## Task brief
Give every line of the data again, unchanged, but with no pictures.

>> Start Data lines

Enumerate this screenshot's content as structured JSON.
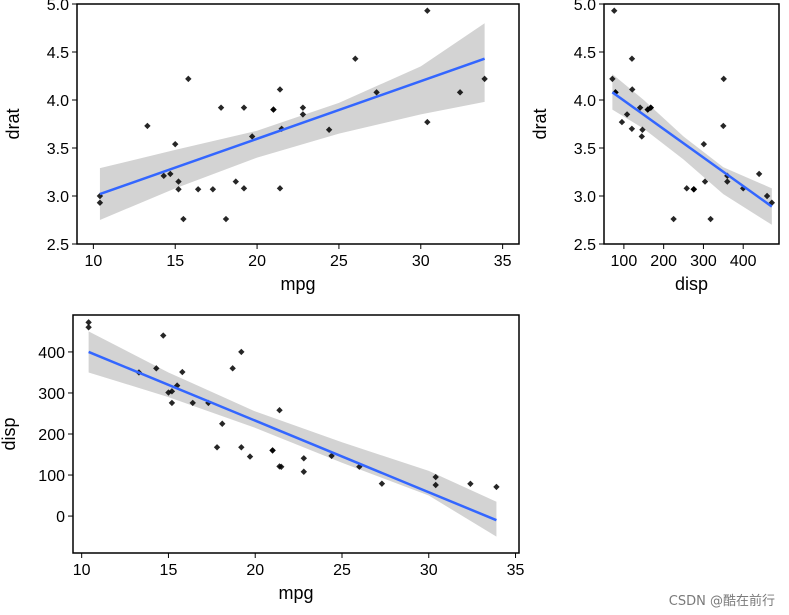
{
  "chart_data": [
    {
      "id": "p1",
      "type": "scatter",
      "smooth": "linear regression with confidence band",
      "xlabel": "mpg",
      "ylabel": "drat",
      "xlim": [
        9,
        36
      ],
      "ylim": [
        2.5,
        5.0
      ],
      "xticks": [
        10,
        15,
        20,
        25,
        30,
        35
      ],
      "yticks": [
        2.5,
        3.0,
        3.5,
        4.0,
        4.5,
        5.0
      ],
      "xtick_labels": [
        "10",
        "15",
        "20",
        "25",
        "30",
        "35"
      ],
      "ytick_labels": [
        "2.5",
        "3.0",
        "3.5",
        "4.0",
        "4.5",
        "5.0"
      ],
      "x": [
        21,
        21,
        22.8,
        21.4,
        18.7,
        18.1,
        14.3,
        24.4,
        22.8,
        19.2,
        17.8,
        16.4,
        17.3,
        15.2,
        10.4,
        10.4,
        14.7,
        32.4,
        30.4,
        33.9,
        21.5,
        15.5,
        15.2,
        13.3,
        19.2,
        27.3,
        26,
        30.4,
        15.8,
        19.7,
        15,
        21.4
      ],
      "y": [
        3.9,
        3.9,
        3.85,
        3.08,
        3.15,
        2.76,
        3.21,
        3.69,
        3.92,
        3.92,
        3.92,
        3.07,
        3.07,
        3.07,
        2.93,
        3.0,
        3.23,
        4.08,
        4.93,
        4.22,
        3.7,
        2.76,
        3.15,
        3.73,
        3.08,
        4.08,
        4.43,
        3.77,
        4.22,
        3.62,
        3.54,
        4.11
      ],
      "fit": {
        "x": [
          10.4,
          33.9
        ],
        "y": [
          3.02,
          4.43
        ]
      },
      "band": {
        "x": [
          10.4,
          15,
          20,
          25,
          30,
          33.9
        ],
        "lower": [
          2.75,
          3.08,
          3.4,
          3.65,
          3.85,
          3.98
        ],
        "upper": [
          3.29,
          3.48,
          3.68,
          3.97,
          4.35,
          4.8
        ]
      }
    },
    {
      "id": "p2",
      "type": "scatter",
      "smooth": "linear regression with confidence band",
      "xlabel": "disp",
      "ylabel": "drat",
      "xlim": [
        50,
        490
      ],
      "ylim": [
        2.5,
        5.0
      ],
      "xticks": [
        100,
        200,
        300,
        400
      ],
      "yticks": [
        2.5,
        3.0,
        3.5,
        4.0,
        4.5,
        5.0
      ],
      "xtick_labels": [
        "100",
        "200",
        "300",
        "400"
      ],
      "ytick_labels": [
        "2.5",
        "3.0",
        "3.5",
        "4.0",
        "4.5",
        "5.0"
      ],
      "x": [
        160,
        160,
        108,
        258,
        360,
        225,
        360,
        146.7,
        140.8,
        167.6,
        167.6,
        275.8,
        275.8,
        275.8,
        472,
        460,
        440,
        78.7,
        75.7,
        71.1,
        120.1,
        318,
        304,
        350,
        400,
        79,
        120.3,
        95.1,
        351,
        145,
        301,
        121
      ],
      "y": [
        3.9,
        3.9,
        3.85,
        3.08,
        3.15,
        2.76,
        3.21,
        3.69,
        3.92,
        3.92,
        3.92,
        3.07,
        3.07,
        3.07,
        2.93,
        3.0,
        3.23,
        4.08,
        4.93,
        4.22,
        3.7,
        2.76,
        3.15,
        3.73,
        3.08,
        4.08,
        4.43,
        3.77,
        4.22,
        3.62,
        3.54,
        4.11
      ],
      "fit": {
        "x": [
          71.1,
          472
        ],
        "y": [
          4.08,
          2.89
        ]
      },
      "band": {
        "x": [
          71.1,
          150,
          250,
          350,
          472
        ],
        "lower": [
          3.9,
          3.7,
          3.38,
          3.02,
          2.7
        ],
        "upper": [
          4.27,
          4.0,
          3.62,
          3.3,
          3.08
        ]
      }
    },
    {
      "id": "p3",
      "type": "scatter",
      "smooth": "linear regression with confidence band",
      "xlabel": "mpg",
      "ylabel": "disp",
      "xlim": [
        9.5,
        35.2
      ],
      "ylim": [
        -90,
        490
      ],
      "xticks": [
        10,
        15,
        20,
        25,
        30,
        35
      ],
      "yticks": [
        0,
        100,
        200,
        300,
        400
      ],
      "xtick_labels": [
        "10",
        "15",
        "20",
        "25",
        "30",
        "35"
      ],
      "ytick_labels": [
        "0",
        "100",
        "200",
        "300",
        "400"
      ],
      "x": [
        21,
        21,
        22.8,
        21.4,
        18.7,
        18.1,
        14.3,
        24.4,
        22.8,
        19.2,
        17.8,
        16.4,
        17.3,
        15.2,
        10.4,
        10.4,
        14.7,
        32.4,
        30.4,
        33.9,
        21.5,
        15.5,
        15.2,
        13.3,
        19.2,
        27.3,
        26,
        30.4,
        15.8,
        19.7,
        15,
        21.4
      ],
      "y": [
        160,
        160,
        108,
        258,
        360,
        225,
        360,
        146.7,
        140.8,
        167.6,
        167.6,
        275.8,
        275.8,
        275.8,
        472,
        460,
        440,
        78.7,
        75.7,
        71.1,
        120.1,
        318,
        304,
        350,
        400,
        79,
        120.3,
        95.1,
        351,
        145,
        301,
        121
      ],
      "fit": {
        "x": [
          10.4,
          33.9
        ],
        "y": [
          400,
          -10
        ]
      },
      "band": {
        "x": [
          10.4,
          15,
          20,
          25,
          30,
          33.9
        ],
        "lower": [
          350,
          290,
          215,
          130,
          50,
          -50
        ],
        "upper": [
          450,
          350,
          255,
          180,
          110,
          35
        ]
      }
    }
  ],
  "watermark": "CSDN @酷在前行"
}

>> End Data lines

## Full solution
Enumerate this screenshot's content as structured JSON.
{
  "chart_data": [
    {
      "id": "p1",
      "type": "scatter",
      "smooth": "linear regression with confidence band",
      "xlabel": "mpg",
      "ylabel": "drat",
      "xlim": [
        9,
        36
      ],
      "ylim": [
        2.5,
        5.0
      ],
      "xticks": [
        10,
        15,
        20,
        25,
        30,
        35
      ],
      "yticks": [
        2.5,
        3.0,
        3.5,
        4.0,
        4.5,
        5.0
      ],
      "xtick_labels": [
        "10",
        "15",
        "20",
        "25",
        "30",
        "35"
      ],
      "ytick_labels": [
        "2.5",
        "3.0",
        "3.5",
        "4.0",
        "4.5",
        "5.0"
      ],
      "x": [
        21,
        21,
        22.8,
        21.4,
        18.7,
        18.1,
        14.3,
        24.4,
        22.8,
        19.2,
        17.8,
        16.4,
        17.3,
        15.2,
        10.4,
        10.4,
        14.7,
        32.4,
        30.4,
        33.9,
        21.5,
        15.5,
        15.2,
        13.3,
        19.2,
        27.3,
        26,
        30.4,
        15.8,
        19.7,
        15,
        21.4
      ],
      "y": [
        3.9,
        3.9,
        3.85,
        3.08,
        3.15,
        2.76,
        3.21,
        3.69,
        3.92,
        3.92,
        3.92,
        3.07,
        3.07,
        3.07,
        2.93,
        3.0,
        3.23,
        4.08,
        4.93,
        4.22,
        3.7,
        2.76,
        3.15,
        3.73,
        3.08,
        4.08,
        4.43,
        3.77,
        4.22,
        3.62,
        3.54,
        4.11
      ],
      "fit": {
        "x": [
          10.4,
          33.9
        ],
        "y": [
          3.02,
          4.43
        ]
      },
      "band": {
        "x": [
          10.4,
          15,
          20,
          25,
          30,
          33.9
        ],
        "lower": [
          2.75,
          3.08,
          3.4,
          3.65,
          3.85,
          3.98
        ],
        "upper": [
          3.29,
          3.48,
          3.68,
          3.97,
          4.35,
          4.8
        ]
      }
    },
    {
      "id": "p2",
      "type": "scatter",
      "smooth": "linear regression with confidence band",
      "xlabel": "disp",
      "ylabel": "drat",
      "xlim": [
        50,
        490
      ],
      "ylim": [
        2.5,
        5.0
      ],
      "xticks": [
        100,
        200,
        300,
        400
      ],
      "yticks": [
        2.5,
        3.0,
        3.5,
        4.0,
        4.5,
        5.0
      ],
      "xtick_labels": [
        "100",
        "200",
        "300",
        "400"
      ],
      "ytick_labels": [
        "2.5",
        "3.0",
        "3.5",
        "4.0",
        "4.5",
        "5.0"
      ],
      "x": [
        160,
        160,
        108,
        258,
        360,
        225,
        360,
        146.7,
        140.8,
        167.6,
        167.6,
        275.8,
        275.8,
        275.8,
        472,
        460,
        440,
        78.7,
        75.7,
        71.1,
        120.1,
        318,
        304,
        350,
        400,
        79,
        120.3,
        95.1,
        351,
        145,
        301,
        121
      ],
      "y": [
        3.9,
        3.9,
        3.85,
        3.08,
        3.15,
        2.76,
        3.21,
        3.69,
        3.92,
        3.92,
        3.92,
        3.07,
        3.07,
        3.07,
        2.93,
        3.0,
        3.23,
        4.08,
        4.93,
        4.22,
        3.7,
        2.76,
        3.15,
        3.73,
        3.08,
        4.08,
        4.43,
        3.77,
        4.22,
        3.62,
        3.54,
        4.11
      ],
      "fit": {
        "x": [
          71.1,
          472
        ],
        "y": [
          4.08,
          2.89
        ]
      },
      "band": {
        "x": [
          71.1,
          150,
          250,
          350,
          472
        ],
        "lower": [
          3.9,
          3.7,
          3.38,
          3.02,
          2.7
        ],
        "upper": [
          4.27,
          4.0,
          3.62,
          3.3,
          3.08
        ]
      }
    },
    {
      "id": "p3",
      "type": "scatter",
      "smooth": "linear regression with confidence band",
      "xlabel": "mpg",
      "ylabel": "disp",
      "xlim": [
        9.5,
        35.2
      ],
      "ylim": [
        -90,
        490
      ],
      "xticks": [
        10,
        15,
        20,
        25,
        30,
        35
      ],
      "yticks": [
        0,
        100,
        200,
        300,
        400
      ],
      "xtick_labels": [
        "10",
        "15",
        "20",
        "25",
        "30",
        "35"
      ],
      "ytick_labels": [
        "0",
        "100",
        "200",
        "300",
        "400"
      ],
      "x": [
        21,
        21,
        22.8,
        21.4,
        18.7,
        18.1,
        14.3,
        24.4,
        22.8,
        19.2,
        17.8,
        16.4,
        17.3,
        15.2,
        10.4,
        10.4,
        14.7,
        32.4,
        30.4,
        33.9,
        21.5,
        15.5,
        15.2,
        13.3,
        19.2,
        27.3,
        26,
        30.4,
        15.8,
        19.7,
        15,
        21.4
      ],
      "y": [
        160,
        160,
        108,
        258,
        360,
        225,
        360,
        146.7,
        140.8,
        167.6,
        167.6,
        275.8,
        275.8,
        275.8,
        472,
        460,
        440,
        78.7,
        75.7,
        71.1,
        120.1,
        318,
        304,
        350,
        400,
        79,
        120.3,
        95.1,
        351,
        145,
        301,
        121
      ],
      "fit": {
        "x": [
          10.4,
          33.9
        ],
        "y": [
          400,
          -10
        ]
      },
      "band": {
        "x": [
          10.4,
          15,
          20,
          25,
          30,
          33.9
        ],
        "lower": [
          350,
          290,
          215,
          130,
          50,
          -50
        ],
        "upper": [
          450,
          350,
          255,
          180,
          110,
          35
        ]
      }
    }
  ],
  "watermark": "CSDN @酷在前行"
}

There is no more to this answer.